## Items
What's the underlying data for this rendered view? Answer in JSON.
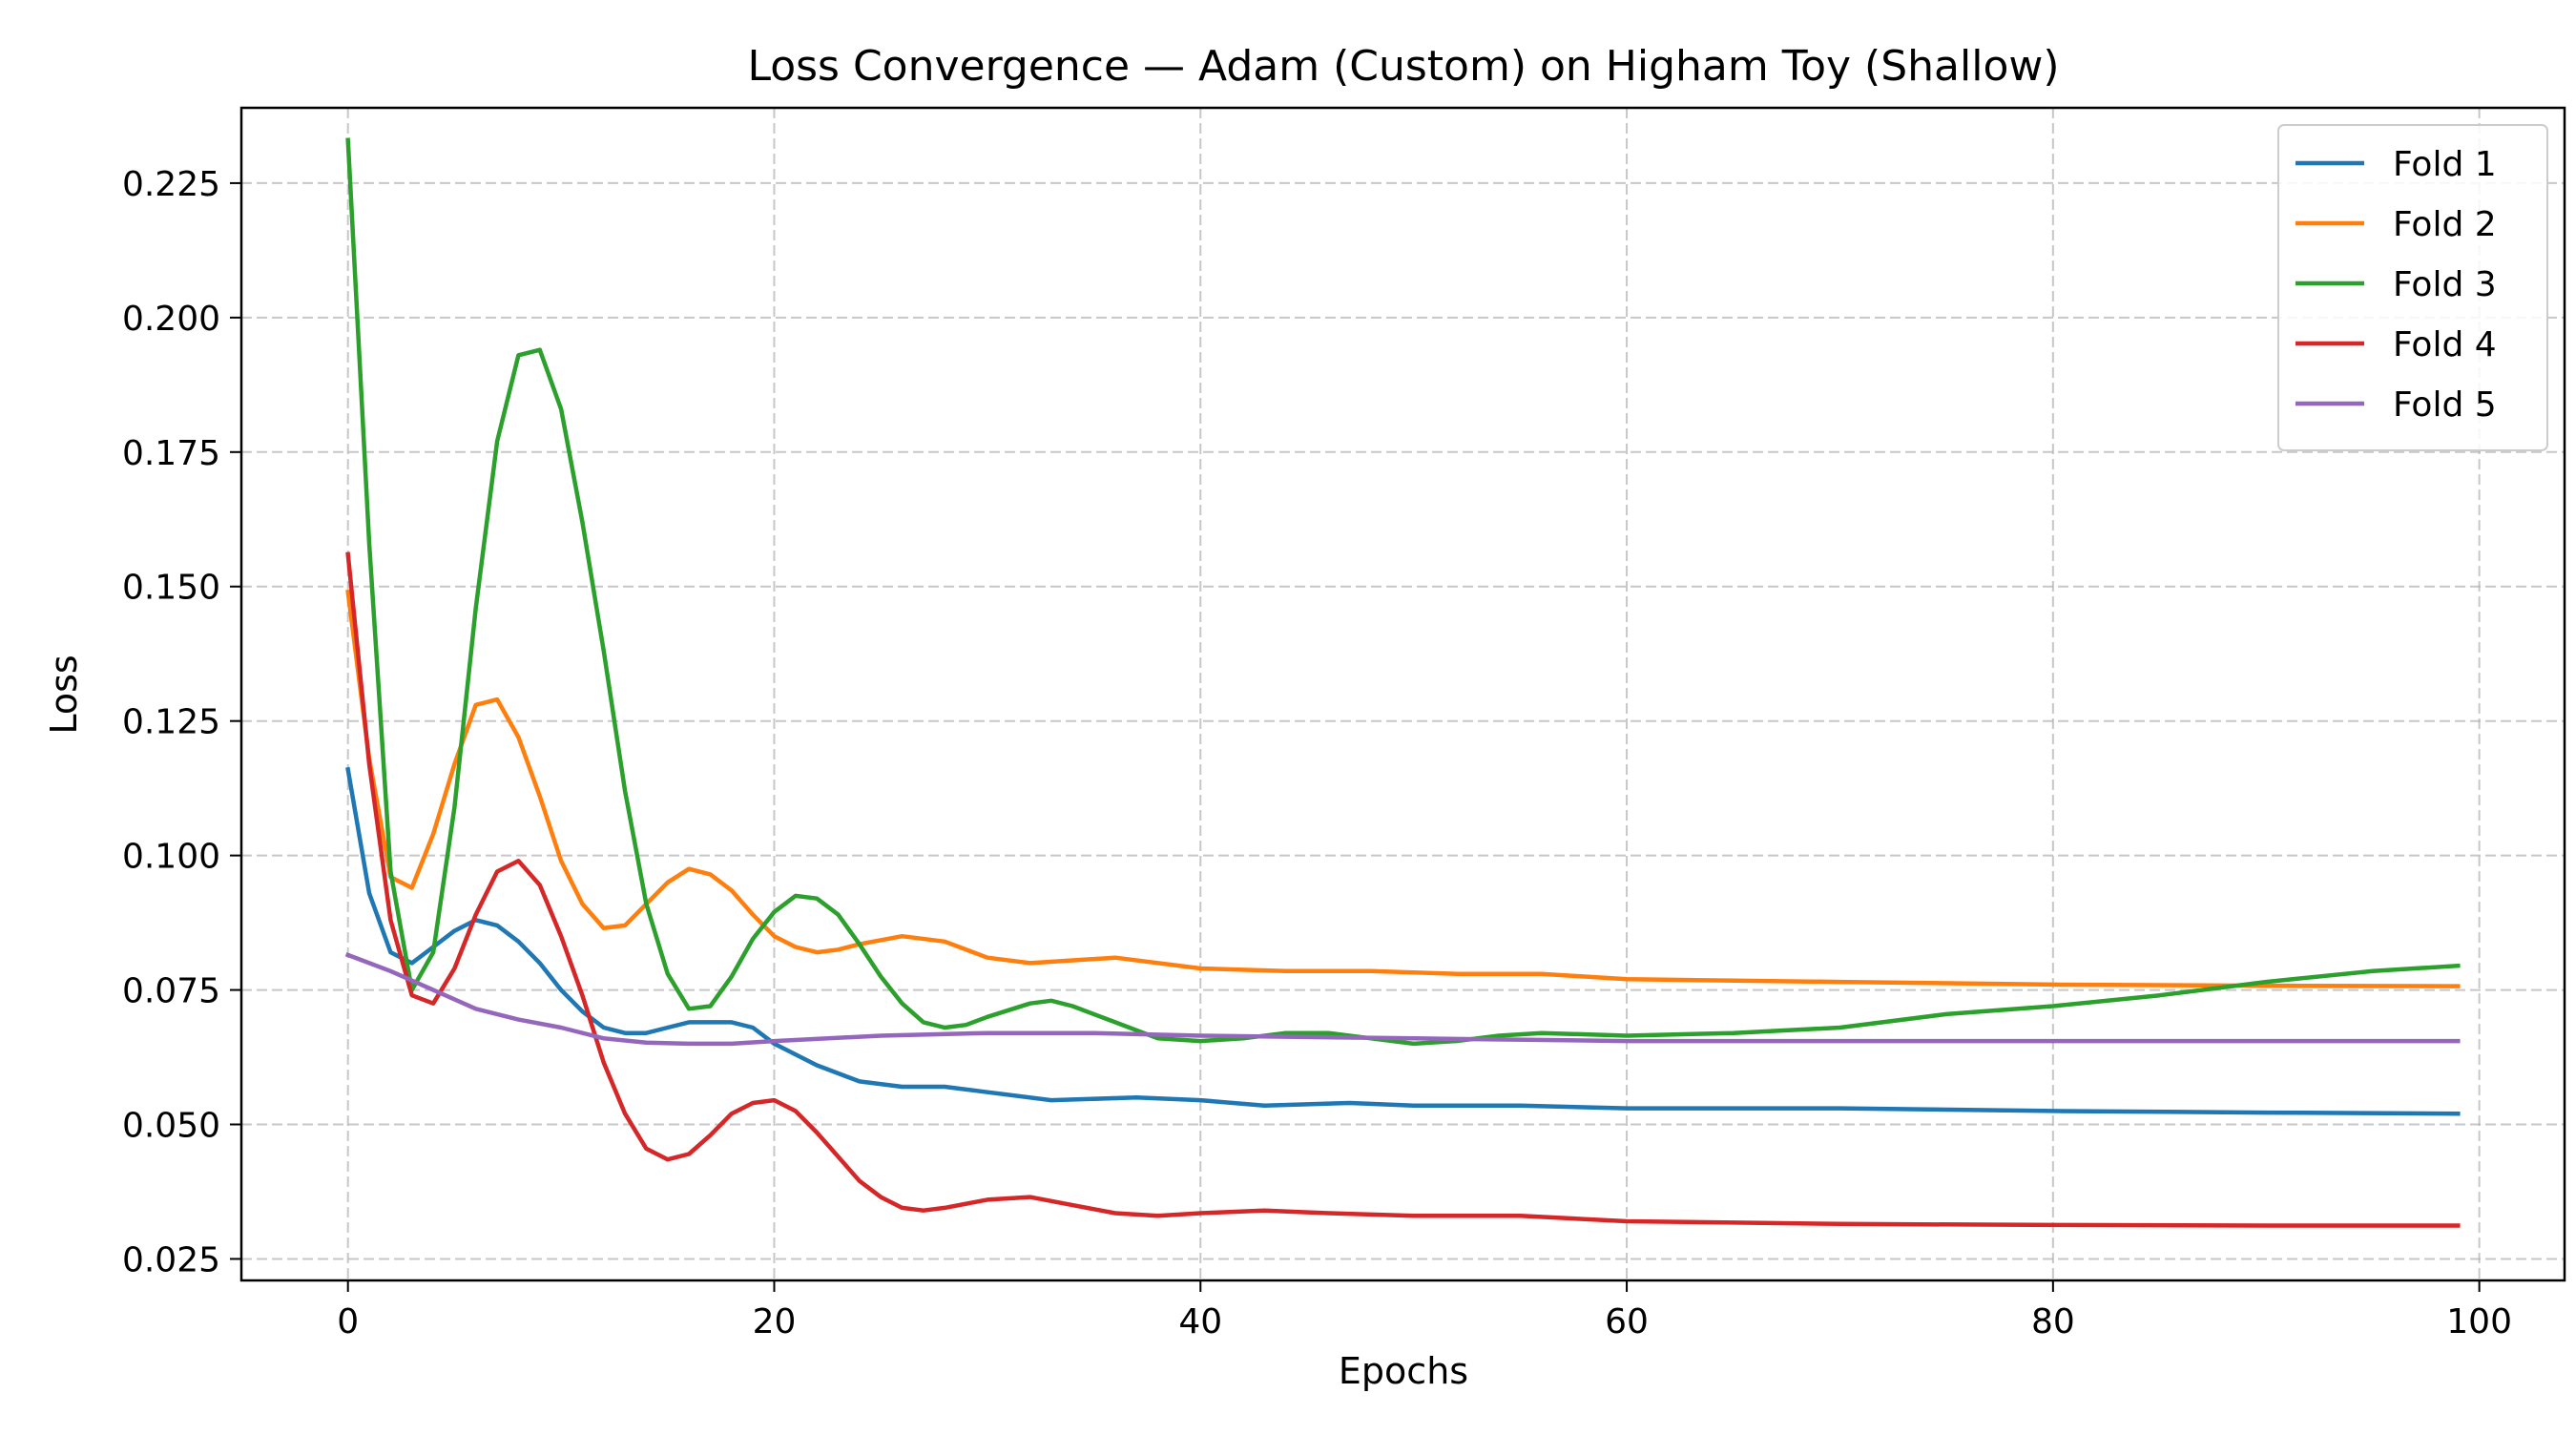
{
  "chart_data": {
    "type": "line",
    "title": "Loss Convergence — Adam (Custom) on Higham Toy (Shallow)",
    "xlabel": "Epochs",
    "ylabel": "Loss",
    "xlim": [
      -5,
      104
    ],
    "ylim": [
      0.021,
      0.239
    ],
    "x_ticks": [
      0,
      20,
      40,
      60,
      80,
      100
    ],
    "x_tick_labels": [
      "0",
      "20",
      "40",
      "60",
      "80",
      "100"
    ],
    "y_ticks": [
      0.025,
      0.05,
      0.075,
      0.1,
      0.125,
      0.15,
      0.175,
      0.2,
      0.225
    ],
    "y_tick_labels": [
      "0.025",
      "0.050",
      "0.075",
      "0.100",
      "0.125",
      "0.150",
      "0.175",
      "0.200",
      "0.225"
    ],
    "grid": true,
    "legend_position": "top-right",
    "series": [
      {
        "name": "Fold 1",
        "color": "#1f77b4",
        "points": [
          [
            0,
            0.116
          ],
          [
            1,
            0.093
          ],
          [
            2,
            0.082
          ],
          [
            3,
            0.08
          ],
          [
            4,
            0.083
          ],
          [
            5,
            0.086
          ],
          [
            6,
            0.088
          ],
          [
            7,
            0.087
          ],
          [
            8,
            0.084
          ],
          [
            9,
            0.08
          ],
          [
            10,
            0.075
          ],
          [
            11,
            0.071
          ],
          [
            12,
            0.068
          ],
          [
            13,
            0.067
          ],
          [
            14,
            0.067
          ],
          [
            15,
            0.068
          ],
          [
            16,
            0.069
          ],
          [
            17,
            0.069
          ],
          [
            18,
            0.069
          ],
          [
            19,
            0.068
          ],
          [
            20,
            0.065
          ],
          [
            22,
            0.061
          ],
          [
            24,
            0.058
          ],
          [
            26,
            0.057
          ],
          [
            28,
            0.057
          ],
          [
            30,
            0.056
          ],
          [
            33,
            0.0545
          ],
          [
            37,
            0.055
          ],
          [
            40,
            0.0545
          ],
          [
            43,
            0.0535
          ],
          [
            47,
            0.054
          ],
          [
            50,
            0.0535
          ],
          [
            55,
            0.0535
          ],
          [
            60,
            0.053
          ],
          [
            70,
            0.053
          ],
          [
            80,
            0.0525
          ],
          [
            90,
            0.0522
          ],
          [
            99,
            0.052
          ]
        ]
      },
      {
        "name": "Fold 2",
        "color": "#ff7f0e",
        "points": [
          [
            0,
            0.149
          ],
          [
            1,
            0.118
          ],
          [
            2,
            0.096
          ],
          [
            3,
            0.094
          ],
          [
            4,
            0.104
          ],
          [
            5,
            0.117
          ],
          [
            6,
            0.128
          ],
          [
            7,
            0.129
          ],
          [
            8,
            0.122
          ],
          [
            9,
            0.111
          ],
          [
            10,
            0.099
          ],
          [
            11,
            0.091
          ],
          [
            12,
            0.0865
          ],
          [
            13,
            0.087
          ],
          [
            14,
            0.091
          ],
          [
            15,
            0.095
          ],
          [
            16,
            0.0975
          ],
          [
            17,
            0.0965
          ],
          [
            18,
            0.0935
          ],
          [
            19,
            0.089
          ],
          [
            20,
            0.085
          ],
          [
            21,
            0.083
          ],
          [
            22,
            0.082
          ],
          [
            23,
            0.0825
          ],
          [
            24,
            0.0835
          ],
          [
            26,
            0.085
          ],
          [
            28,
            0.084
          ],
          [
            30,
            0.081
          ],
          [
            32,
            0.08
          ],
          [
            36,
            0.081
          ],
          [
            40,
            0.079
          ],
          [
            44,
            0.0785
          ],
          [
            48,
            0.0785
          ],
          [
            52,
            0.078
          ],
          [
            56,
            0.078
          ],
          [
            60,
            0.077
          ],
          [
            70,
            0.0765
          ],
          [
            80,
            0.076
          ],
          [
            90,
            0.0758
          ],
          [
            99,
            0.0757
          ]
        ]
      },
      {
        "name": "Fold 3",
        "color": "#2ca02c",
        "points": [
          [
            0,
            0.233
          ],
          [
            1,
            0.158
          ],
          [
            2,
            0.097
          ],
          [
            3,
            0.075
          ],
          [
            4,
            0.082
          ],
          [
            5,
            0.109
          ],
          [
            6,
            0.146
          ],
          [
            7,
            0.177
          ],
          [
            8,
            0.193
          ],
          [
            9,
            0.194
          ],
          [
            10,
            0.183
          ],
          [
            11,
            0.162
          ],
          [
            12,
            0.138
          ],
          [
            13,
            0.112
          ],
          [
            14,
            0.091
          ],
          [
            15,
            0.078
          ],
          [
            16,
            0.0715
          ],
          [
            17,
            0.072
          ],
          [
            18,
            0.0775
          ],
          [
            19,
            0.0845
          ],
          [
            20,
            0.0895
          ],
          [
            21,
            0.0925
          ],
          [
            22,
            0.092
          ],
          [
            23,
            0.089
          ],
          [
            24,
            0.0835
          ],
          [
            25,
            0.0775
          ],
          [
            26,
            0.0725
          ],
          [
            27,
            0.069
          ],
          [
            28,
            0.068
          ],
          [
            29,
            0.0685
          ],
          [
            30,
            0.07
          ],
          [
            32,
            0.0725
          ],
          [
            33,
            0.073
          ],
          [
            34,
            0.072
          ],
          [
            36,
            0.069
          ],
          [
            38,
            0.066
          ],
          [
            40,
            0.0655
          ],
          [
            42,
            0.066
          ],
          [
            44,
            0.067
          ],
          [
            46,
            0.067
          ],
          [
            48,
            0.066
          ],
          [
            50,
            0.065
          ],
          [
            52,
            0.0655
          ],
          [
            54,
            0.0665
          ],
          [
            56,
            0.067
          ],
          [
            60,
            0.0665
          ],
          [
            65,
            0.067
          ],
          [
            70,
            0.068
          ],
          [
            75,
            0.0705
          ],
          [
            80,
            0.072
          ],
          [
            85,
            0.074
          ],
          [
            90,
            0.0765
          ],
          [
            95,
            0.0785
          ],
          [
            99,
            0.0795
          ]
        ]
      },
      {
        "name": "Fold 4",
        "color": "#d62728",
        "points": [
          [
            0,
            0.156
          ],
          [
            1,
            0.117
          ],
          [
            2,
            0.088
          ],
          [
            3,
            0.074
          ],
          [
            4,
            0.0725
          ],
          [
            5,
            0.079
          ],
          [
            6,
            0.089
          ],
          [
            7,
            0.097
          ],
          [
            8,
            0.099
          ],
          [
            9,
            0.0945
          ],
          [
            10,
            0.085
          ],
          [
            11,
            0.074
          ],
          [
            12,
            0.0615
          ],
          [
            13,
            0.052
          ],
          [
            14,
            0.0455
          ],
          [
            15,
            0.0435
          ],
          [
            16,
            0.0445
          ],
          [
            17,
            0.048
          ],
          [
            18,
            0.052
          ],
          [
            19,
            0.054
          ],
          [
            20,
            0.0545
          ],
          [
            21,
            0.0525
          ],
          [
            22,
            0.0485
          ],
          [
            23,
            0.044
          ],
          [
            24,
            0.0395
          ],
          [
            25,
            0.0365
          ],
          [
            26,
            0.0345
          ],
          [
            27,
            0.034
          ],
          [
            28,
            0.0345
          ],
          [
            30,
            0.036
          ],
          [
            32,
            0.0365
          ],
          [
            34,
            0.035
          ],
          [
            36,
            0.0335
          ],
          [
            38,
            0.033
          ],
          [
            40,
            0.0335
          ],
          [
            43,
            0.034
          ],
          [
            46,
            0.0335
          ],
          [
            50,
            0.033
          ],
          [
            55,
            0.033
          ],
          [
            60,
            0.032
          ],
          [
            70,
            0.0315
          ],
          [
            80,
            0.0313
          ],
          [
            90,
            0.0312
          ],
          [
            99,
            0.0312
          ]
        ]
      },
      {
        "name": "Fold 5",
        "color": "#9467bd",
        "points": [
          [
            0,
            0.0815
          ],
          [
            2,
            0.0785
          ],
          [
            4,
            0.075
          ],
          [
            6,
            0.0715
          ],
          [
            8,
            0.0695
          ],
          [
            10,
            0.068
          ],
          [
            12,
            0.066
          ],
          [
            14,
            0.0652
          ],
          [
            16,
            0.065
          ],
          [
            18,
            0.065
          ],
          [
            20,
            0.0655
          ],
          [
            25,
            0.0665
          ],
          [
            30,
            0.067
          ],
          [
            35,
            0.067
          ],
          [
            40,
            0.0665
          ],
          [
            50,
            0.066
          ],
          [
            60,
            0.0655
          ],
          [
            70,
            0.0655
          ],
          [
            80,
            0.0655
          ],
          [
            90,
            0.0655
          ],
          [
            99,
            0.0655
          ]
        ]
      }
    ]
  }
}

## Job
Of the lines above, how many contain the word "Fold"? Provide the number and nothing else.

## Exercise output
5